WORK TO COMPLETE.
a: From the MRBLP binning reference, reproduce word for word the passage from "- laplace_smoothing" to "Bin identifiers (1-based)".
b: In the MRBLP binning reference, what method creates the initial bins during pre-binning?

DOCUMENT EXTRACT.

* Start *

Optimal Binning for Numerical Variables using Monotonic Risk Binning with Likelihood Ratio Pre-binning (MRBLP)
optimal_binning_numerical_mrblp.Rd
This function implements an optimal binning algorithm for numerical variables using Monotonic Risk Binning with Likelihood Ratio Pre-binning (MRBLP). It transforms a continuous feature into discrete bins while preserving the monotonic relationship with the target variable and maximizing the predictive power.
Usage
optimal_binning_numerical_mrblp(
target,
feature,
min_bins = 3L,
max_bins = 5L,
bin_cutoff = 0.05,
max_n_prebins = 20L,
convergence_threshold = 1e-06,
max_iterations = 1000L,
laplace_smoothing = 0.5
)
Arguments
- target
An integer vector of binary target values (0 or 1).
- feature
A numeric vector of the continuous feature to be binned.
- min_bins
Integer. The minimum number of bins to create (default: 3).
- max_bins
Integer. The maximum number of bins to create (default: 5).
- bin_cutoff
Numeric. The minimum proportion of observations in each bin (default: 0.05).
- max_n_prebins
Integer. The maximum number of pre-bins to create during the initial binning step (default: 20).
- convergence_threshold
Numeric. The threshold for convergence in the monotonic binning step (default: 1e-6).
- max_iterations
Integer. The maximum number of iterations for the monotonic binning step (default: 1000).
- laplace_smoothing
Numeric. Smoothing parameter for WoE calculation (default: 0.5).
Value
A list containing the following elements:
- id
Bin identifiers (1-based)
- bin
A character vector of bin ranges
- woe
A numeric vector of Weight of Evidence (WoE) values for each bin
- iv
A numeric vector of Information Value (IV) for each bin
- count
An integer vector of the total count of observations in each bin
- count_pos
An integer vector of the count of positive observations in each bin
- count_neg
An integer vector of the count of negative observations in each bin
- event_rate
A numeric vector with the proportion of positive cases in each bin
- cutpoints
A numeric vector of cutpoints used to create the bins
- total_iv
The total Information Value of all bins combined
- converged
A logical value indicating whether the algorithm converged
- iterations
An integer value indicating the number of iterations run
Details
Mathematical Framework:
Weight of Evidence (WoE): For a bin i
with Laplace smoothing alpha
:
$$WoE_i = \ln\left(\frac{n_{1i} + \alpha}{n_{1} + m\alpha} \cdot \frac{n_{0} + m\alpha}{n_{0i} + \alpha}\right)$$
Where:
\(n_{1i}\) is the count of positive cases in bin \(i\)
\(n_{0i}\) is the count of negative cases in bin \(i\)
\(n_{1}\) is the total count of positive cases
\(n_{0}\) is the total count of negative cases
\(m\) is the number of bins
\(\alpha\) is the Laplace smoothing parameter
Information Value (IV): Summarizes predictive power across all bins: $$IV = \sum_{i} (P(X|Y=1) - P(X|Y=0)) \times WoE_i$$
Algorithm Steps:
Pre-binning: Initial bins are created using equal-frequency binning.

* End *

RECORDS SUPPLIED.

* Start *

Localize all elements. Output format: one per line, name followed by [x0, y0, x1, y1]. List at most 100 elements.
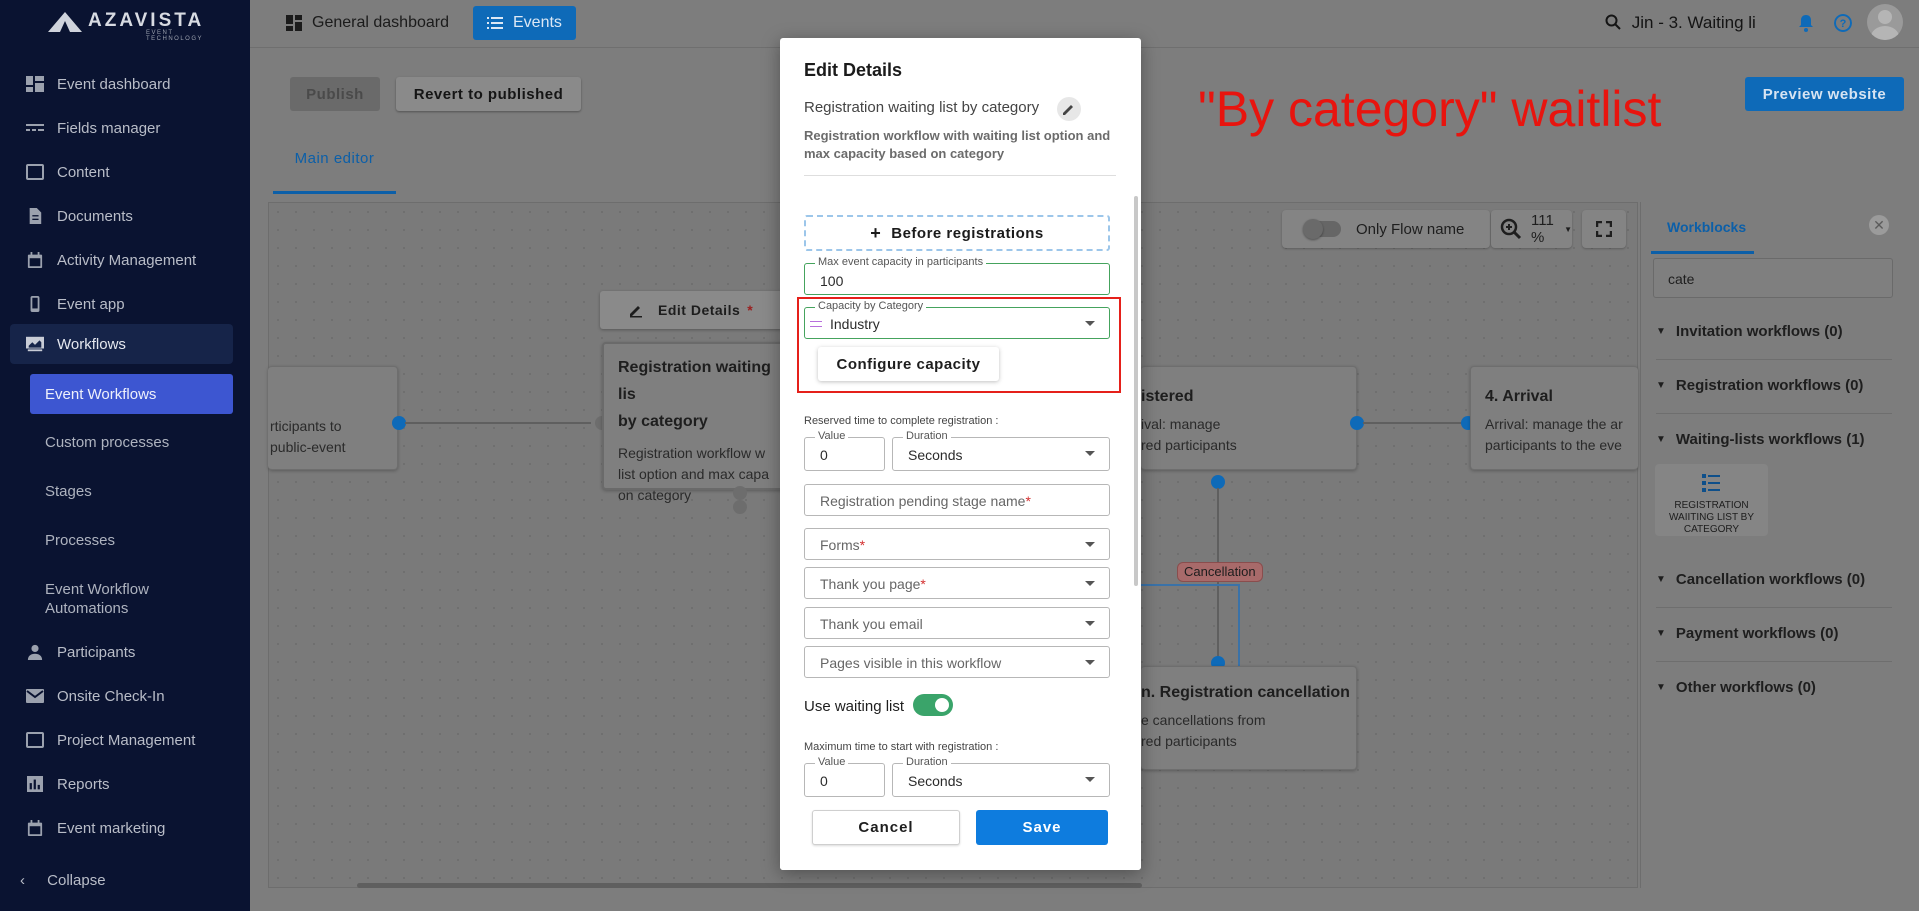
event-search[interactable]: Jin - 3. Waiting li: [1605, 13, 1756, 33]
field-placeholder: Pages visible in this workflow: [820, 655, 1002, 671]
nav-label: Event app: [57, 295, 125, 313]
events-button[interactable]: Events: [473, 6, 576, 40]
nav-documents[interactable]: Documents: [0, 196, 250, 236]
category-invitation-workflows[interactable]: ▼ Invitation workflows (0): [1656, 306, 1892, 360]
max-time-value-input[interactable]: Value 0: [804, 756, 885, 797]
card-title-line: Registration waiting lis: [618, 359, 771, 403]
nav-workflows[interactable]: Workflows: [10, 324, 233, 364]
dashboard-icon: [286, 15, 302, 31]
collapse-button[interactable]: ‹ Collapse: [20, 872, 106, 889]
tab-main-editor[interactable]: Main editor: [273, 148, 396, 194]
bell-icon[interactable]: [1797, 14, 1815, 32]
caret-down-icon: ▼: [1656, 682, 1666, 693]
nav-activity-management[interactable]: Activity Management: [0, 240, 250, 280]
workflow-card-arrival[interactable]: 4. Arrival Arrival: manage the ar partic…: [1470, 366, 1638, 470]
chevron-down-icon: [1085, 542, 1095, 547]
workflow-card-registered[interactable]: istered ival: manage red participants: [1141, 366, 1357, 470]
connector-dot[interactable]: [1211, 475, 1225, 489]
only-flow-name-toggle[interactable]: Only Flow name: [1282, 210, 1490, 248]
category-waiting-lists-workflows[interactable]: ▼ Waiting-lists workflows (1): [1656, 414, 1892, 468]
before-registrations-button[interactable]: + Before registrations: [804, 215, 1110, 251]
cancel-button[interactable]: Cancel: [812, 810, 960, 845]
reserved-time-value-input[interactable]: Value 0: [804, 430, 885, 471]
pending-stage-name-input[interactable]: Registration pending stage name*: [804, 484, 1110, 516]
modal-scrollbar[interactable]: [1134, 196, 1138, 586]
nav-event-app[interactable]: Event app: [0, 284, 250, 324]
card-desc-line: Registration workflow w: [618, 445, 766, 461]
save-button[interactable]: Save: [976, 810, 1108, 845]
subnav-processes[interactable]: Processes: [30, 520, 233, 560]
avatar[interactable]: [1867, 4, 1903, 40]
max-capacity-field[interactable]: Max event capacity in participants 100: [804, 256, 1110, 295]
pages-visible-select[interactable]: Pages visible in this workflow: [804, 646, 1110, 678]
category-payment-workflows[interactable]: ▼ Payment workflows (0): [1656, 608, 1892, 662]
workflow-card-registration-waiting-list[interactable]: Registration waiting lis by category Reg…: [602, 342, 792, 503]
category-icon: [810, 321, 822, 327]
category-other-workflows[interactable]: ▼ Other workflows (0): [1656, 662, 1892, 716]
nav-fields-manager[interactable]: Fields manager: [0, 108, 250, 148]
person-icon: [27, 644, 43, 660]
connector-line: [1141, 584, 1239, 586]
zoom-in-icon: [1500, 218, 1522, 240]
category-registration-workflows[interactable]: ▼ Registration workflows (0): [1656, 360, 1892, 414]
nav-participants[interactable]: Participants: [0, 632, 250, 672]
subnav-event-workflows[interactable]: Event Workflows: [30, 374, 233, 414]
forms-select[interactable]: Forms*: [804, 528, 1110, 560]
thank-you-email-select[interactable]: Thank you email: [804, 607, 1110, 639]
thank-you-page-select[interactable]: Thank you page*: [804, 567, 1110, 599]
plus-icon: +: [870, 222, 882, 243]
fullscreen-button[interactable]: [1582, 210, 1626, 248]
caret-down-icon: ▼: [1656, 326, 1666, 337]
fields-icon: [26, 124, 44, 131]
subnav-stages[interactable]: Stages: [30, 471, 233, 511]
use-waiting-list-toggle[interactable]: [913, 694, 953, 716]
zoom-level: 111 %: [1531, 212, 1554, 246]
toggle-switch[interactable]: [1303, 219, 1341, 239]
capacity-by-category-select[interactable]: Capacity by Category Industry: [804, 300, 1110, 339]
preview-website-button[interactable]: Preview website: [1745, 77, 1904, 111]
workflow-name: Registration waiting list by category: [804, 99, 1040, 116]
nav-content[interactable]: Content: [0, 152, 250, 192]
events-label: Events: [513, 14, 562, 31]
revert-to-published-button[interactable]: Revert to published: [396, 77, 581, 111]
workblocks-search-input[interactable]: cate: [1653, 258, 1893, 298]
subnav-event-workflow-automations[interactable]: Event Workflow Automations: [30, 579, 200, 619]
nav-project-management[interactable]: Project Management: [0, 720, 250, 760]
divider: [804, 175, 1116, 176]
connector-dot[interactable]: [1350, 416, 1364, 430]
field-value: Seconds: [908, 773, 963, 789]
connector-dot[interactable]: [733, 486, 747, 500]
general-dashboard-button[interactable]: General dashboard: [272, 6, 463, 40]
edit-name-button[interactable]: [1057, 97, 1081, 121]
nav-label: Onsite Check-In: [57, 687, 165, 705]
connector-dot[interactable]: [392, 416, 406, 430]
document-icon: [29, 208, 42, 224]
nav-event-dashboard[interactable]: Event dashboard: [0, 64, 250, 104]
logo[interactable]: AZAVISTA EVENT TECHNOLOGY: [48, 10, 202, 42]
nav-reports[interactable]: Reports: [0, 764, 250, 804]
nav-onsite-check-in[interactable]: Onsite Check-In: [0, 676, 250, 716]
tab-workblocks[interactable]: Workblocks: [1651, 216, 1754, 254]
nav-label: Event marketing: [57, 819, 166, 837]
chevron-down-icon: [1085, 581, 1095, 586]
publish-button[interactable]: Publish: [290, 77, 380, 111]
field-value: 0: [820, 773, 828, 789]
edit-details-tab[interactable]: Edit Details *: [600, 291, 783, 329]
workflow-card-invitation[interactable]: rticipants to public-event: [268, 366, 398, 470]
reserved-time-duration-select[interactable]: Duration Seconds: [892, 430, 1110, 471]
subnav-custom-processes[interactable]: Custom processes: [30, 422, 233, 462]
configure-capacity-button[interactable]: Configure capacity: [818, 347, 999, 381]
workblock-registration-waiting-list-by-category[interactable]: REGISTRATION WAIITING LIST BY CATEGORY: [1655, 464, 1768, 536]
help-icon[interactable]: ?: [1834, 14, 1852, 32]
zoom-control[interactable]: 111 % ▼: [1491, 210, 1572, 248]
max-time-duration-select[interactable]: Duration Seconds: [892, 756, 1110, 797]
chevron-down-icon: [1085, 777, 1095, 782]
workflow-card-registration-cancellation[interactable]: n. Registration cancellation e cancellat…: [1141, 666, 1357, 770]
close-icon[interactable]: ✕: [1869, 215, 1889, 235]
cancellation-badge[interactable]: Cancellation: [1177, 562, 1263, 582]
nav-event-marketing[interactable]: Event marketing: [0, 808, 250, 848]
canvas-scrollbar[interactable]: [357, 883, 1142, 888]
mail-icon: [26, 689, 44, 703]
connector-dot[interactable]: [733, 500, 747, 514]
category-cancellation-workflows[interactable]: ▼ Cancellation workflows (0): [1656, 554, 1892, 608]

* End *

TASK-BY-TASK ANSWERS.
a:
- laplace_smoothing
Numeric. Smoothing parameter for WoE calculation (default: 0.5).
Value
A list containing the following elements:
- id
Bin identifiers (1-based)

b: Equal-frequency binning.